-- start RECORD LIST --

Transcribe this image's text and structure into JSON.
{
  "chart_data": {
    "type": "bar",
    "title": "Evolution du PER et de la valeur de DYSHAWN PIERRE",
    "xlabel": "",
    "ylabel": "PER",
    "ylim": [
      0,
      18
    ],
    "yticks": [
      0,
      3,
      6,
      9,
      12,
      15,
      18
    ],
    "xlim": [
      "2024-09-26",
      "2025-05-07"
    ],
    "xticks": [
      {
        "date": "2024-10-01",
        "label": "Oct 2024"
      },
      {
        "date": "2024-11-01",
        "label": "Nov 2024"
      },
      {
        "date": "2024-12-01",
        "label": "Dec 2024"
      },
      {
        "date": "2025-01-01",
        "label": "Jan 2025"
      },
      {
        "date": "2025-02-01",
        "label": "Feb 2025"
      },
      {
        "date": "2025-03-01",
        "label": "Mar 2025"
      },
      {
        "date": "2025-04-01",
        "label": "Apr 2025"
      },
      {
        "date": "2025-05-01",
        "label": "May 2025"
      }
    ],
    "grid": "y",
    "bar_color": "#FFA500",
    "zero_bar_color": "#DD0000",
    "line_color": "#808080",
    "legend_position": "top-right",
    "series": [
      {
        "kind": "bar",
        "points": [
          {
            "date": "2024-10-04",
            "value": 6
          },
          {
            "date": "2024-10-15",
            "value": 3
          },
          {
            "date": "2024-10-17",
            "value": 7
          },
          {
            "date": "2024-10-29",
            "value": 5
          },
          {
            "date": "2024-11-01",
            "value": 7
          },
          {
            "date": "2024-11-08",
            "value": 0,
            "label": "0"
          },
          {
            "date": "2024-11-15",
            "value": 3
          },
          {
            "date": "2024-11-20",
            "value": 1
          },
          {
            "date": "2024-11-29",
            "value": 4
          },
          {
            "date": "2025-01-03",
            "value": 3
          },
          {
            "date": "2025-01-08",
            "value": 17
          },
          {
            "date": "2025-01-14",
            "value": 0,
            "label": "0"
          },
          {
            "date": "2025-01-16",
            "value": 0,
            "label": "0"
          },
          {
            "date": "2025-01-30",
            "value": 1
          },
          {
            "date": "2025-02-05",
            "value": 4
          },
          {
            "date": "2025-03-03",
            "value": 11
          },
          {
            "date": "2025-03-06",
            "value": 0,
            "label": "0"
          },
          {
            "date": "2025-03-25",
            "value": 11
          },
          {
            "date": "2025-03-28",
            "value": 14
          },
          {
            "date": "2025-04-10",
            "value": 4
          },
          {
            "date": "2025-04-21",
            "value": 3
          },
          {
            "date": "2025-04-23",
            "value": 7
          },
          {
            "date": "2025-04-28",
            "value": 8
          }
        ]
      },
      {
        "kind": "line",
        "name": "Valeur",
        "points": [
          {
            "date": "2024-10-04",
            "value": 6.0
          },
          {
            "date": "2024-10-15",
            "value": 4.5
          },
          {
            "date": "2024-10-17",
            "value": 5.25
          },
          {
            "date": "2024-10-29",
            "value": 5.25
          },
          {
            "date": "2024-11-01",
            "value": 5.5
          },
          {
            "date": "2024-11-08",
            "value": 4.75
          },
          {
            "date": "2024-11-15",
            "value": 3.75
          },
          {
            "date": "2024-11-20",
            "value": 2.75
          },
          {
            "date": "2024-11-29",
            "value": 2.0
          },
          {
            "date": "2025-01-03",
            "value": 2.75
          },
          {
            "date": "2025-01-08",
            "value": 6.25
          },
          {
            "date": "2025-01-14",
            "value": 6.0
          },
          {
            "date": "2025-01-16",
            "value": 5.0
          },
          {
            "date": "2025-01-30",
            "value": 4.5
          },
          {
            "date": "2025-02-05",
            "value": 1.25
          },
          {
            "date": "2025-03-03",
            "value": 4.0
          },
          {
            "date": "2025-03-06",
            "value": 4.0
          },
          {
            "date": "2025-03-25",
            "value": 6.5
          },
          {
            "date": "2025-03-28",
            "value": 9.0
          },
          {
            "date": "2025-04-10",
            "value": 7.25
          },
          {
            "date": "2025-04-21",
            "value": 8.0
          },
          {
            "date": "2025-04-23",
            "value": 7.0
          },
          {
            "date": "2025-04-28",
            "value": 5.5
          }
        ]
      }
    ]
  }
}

-- end RECORD LIST --

Output the records above in their entirety, exactly.

Transcribe this image's text and structure into JSON.
{
  "chart_data": {
    "type": "bar",
    "title": "Evolution du PER et de la valeur de DYSHAWN PIERRE",
    "xlabel": "",
    "ylabel": "PER",
    "ylim": [
      0,
      18
    ],
    "yticks": [
      0,
      3,
      6,
      9,
      12,
      15,
      18
    ],
    "xlim": [
      "2024-09-26",
      "2025-05-07"
    ],
    "xticks": [
      {
        "date": "2024-10-01",
        "label": "Oct 2024"
      },
      {
        "date": "2024-11-01",
        "label": "Nov 2024"
      },
      {
        "date": "2024-12-01",
        "label": "Dec 2024"
      },
      {
        "date": "2025-01-01",
        "label": "Jan 2025"
      },
      {
        "date": "2025-02-01",
        "label": "Feb 2025"
      },
      {
        "date": "2025-03-01",
        "label": "Mar 2025"
      },
      {
        "date": "2025-04-01",
        "label": "Apr 2025"
      },
      {
        "date": "2025-05-01",
        "label": "May 2025"
      }
    ],
    "grid": "y",
    "bar_color": "#FFA500",
    "zero_bar_color": "#DD0000",
    "line_color": "#808080",
    "legend_position": "top-right",
    "series": [
      {
        "kind": "bar",
        "points": [
          {
            "date": "2024-10-04",
            "value": 6
          },
          {
            "date": "2024-10-15",
            "value": 3
          },
          {
            "date": "2024-10-17",
            "value": 7
          },
          {
            "date": "2024-10-29",
            "value": 5
          },
          {
            "date": "2024-11-01",
            "value": 7
          },
          {
            "date": "2024-11-08",
            "value": 0,
            "label": "0"
          },
          {
            "date": "2024-11-15",
            "value": 3
          },
          {
            "date": "2024-11-20",
            "value": 1
          },
          {
            "date": "2024-11-29",
            "value": 4
          },
          {
            "date": "2025-01-03",
            "value": 3
          },
          {
            "date": "2025-01-08",
            "value": 17
          },
          {
            "date": "2025-01-14",
            "value": 0,
            "label": "0"
          },
          {
            "date": "2025-01-16",
            "value": 0,
            "label": "0"
          },
          {
            "date": "2025-01-30",
            "value": 1
          },
          {
            "date": "2025-02-05",
            "value": 4
          },
          {
            "date": "2025-03-03",
            "value": 11
          },
          {
            "date": "2025-03-06",
            "value": 0,
            "label": "0"
          },
          {
            "date": "2025-03-25",
            "value": 11
          },
          {
            "date": "2025-03-28",
            "value": 14
          },
          {
            "date": "2025-04-10",
            "value": 4
          },
          {
            "date": "2025-04-21",
            "value": 3
          },
          {
            "date": "2025-04-23",
            "value": 7
          },
          {
            "date": "2025-04-28",
            "value": 8
          }
        ]
      },
      {
        "kind": "line",
        "name": "Valeur",
        "points": [
          {
            "date": "2024-10-04",
            "value": 6.0
          },
          {
            "date": "2024-10-15",
            "value": 4.5
          },
          {
            "date": "2024-10-17",
            "value": 5.25
          },
          {
            "date": "2024-10-29",
            "value": 5.25
          },
          {
            "date": "2024-11-01",
            "value": 5.5
          },
          {
            "date": "2024-11-08",
            "value": 4.75
          },
          {
            "date": "2024-11-15",
            "value": 3.75
          },
          {
            "date": "2024-11-20",
            "value": 2.75
          },
          {
            "date": "2024-11-29",
            "value": 2.0
          },
          {
            "date": "2025-01-03",
            "value": 2.75
          },
          {
            "date": "2025-01-08",
            "value": 6.25
          },
          {
            "date": "2025-01-14",
            "value": 6.0
          },
          {
            "date": "2025-01-16",
            "value": 5.0
          },
          {
            "date": "2025-01-30",
            "value": 4.5
          },
          {
            "date": "2025-02-05",
            "value": 1.25
          },
          {
            "date": "2025-03-03",
            "value": 4.0
          },
          {
            "date": "2025-03-06",
            "value": 4.0
          },
          {
            "date": "2025-03-25",
            "value": 6.5
          },
          {
            "date": "2025-03-28",
            "value": 9.0
          },
          {
            "date": "2025-04-10",
            "value": 7.25
          },
          {
            "date": "2025-04-21",
            "value": 8.0
          },
          {
            "date": "2025-04-23",
            "value": 7.0
          },
          {
            "date": "2025-04-28",
            "value": 5.5
          }
        ]
      }
    ]
  }
}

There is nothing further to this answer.